What is being asked:
Which lines contain the word "name"? Return each of them as written.

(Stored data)

======

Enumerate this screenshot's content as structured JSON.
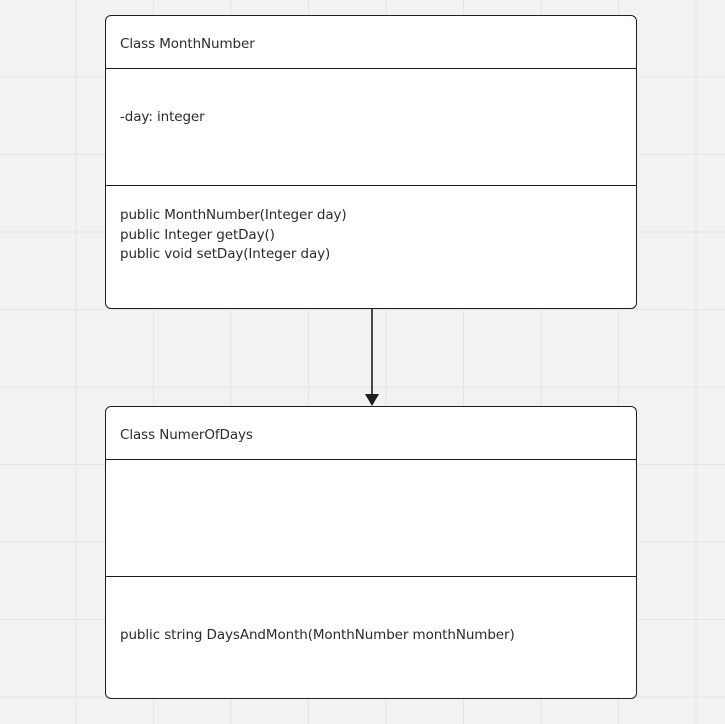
{
  "diagram": {
    "classes": [
      {
        "name": "Class MonthNumber",
        "attributes": [
          "-day: integer"
        ],
        "operations": [
          "public MonthNumber(Integer day)",
          "public Integer getDay()",
          "public void setDay(Integer day)"
        ]
      },
      {
        "name": "Class NumerOfDays",
        "attributes": [],
        "operations": [
          "public string DaysAndMonth(MonthNumber monthNumber)"
        ]
      }
    ],
    "relationships": [
      {
        "from": "Class MonthNumber",
        "to": "Class NumerOfDays",
        "type": "directed-association"
      }
    ]
  },
  "colors": {
    "canvas": "#f2f2f2",
    "grid": "#e4e4e4",
    "box_fill": "#ffffff",
    "stroke": "#1e1e1e",
    "text": "#2b2b2b"
  }
}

======

The completed task:
        "name": "Class MonthNumber",
        "name": "Class NumerOfDays",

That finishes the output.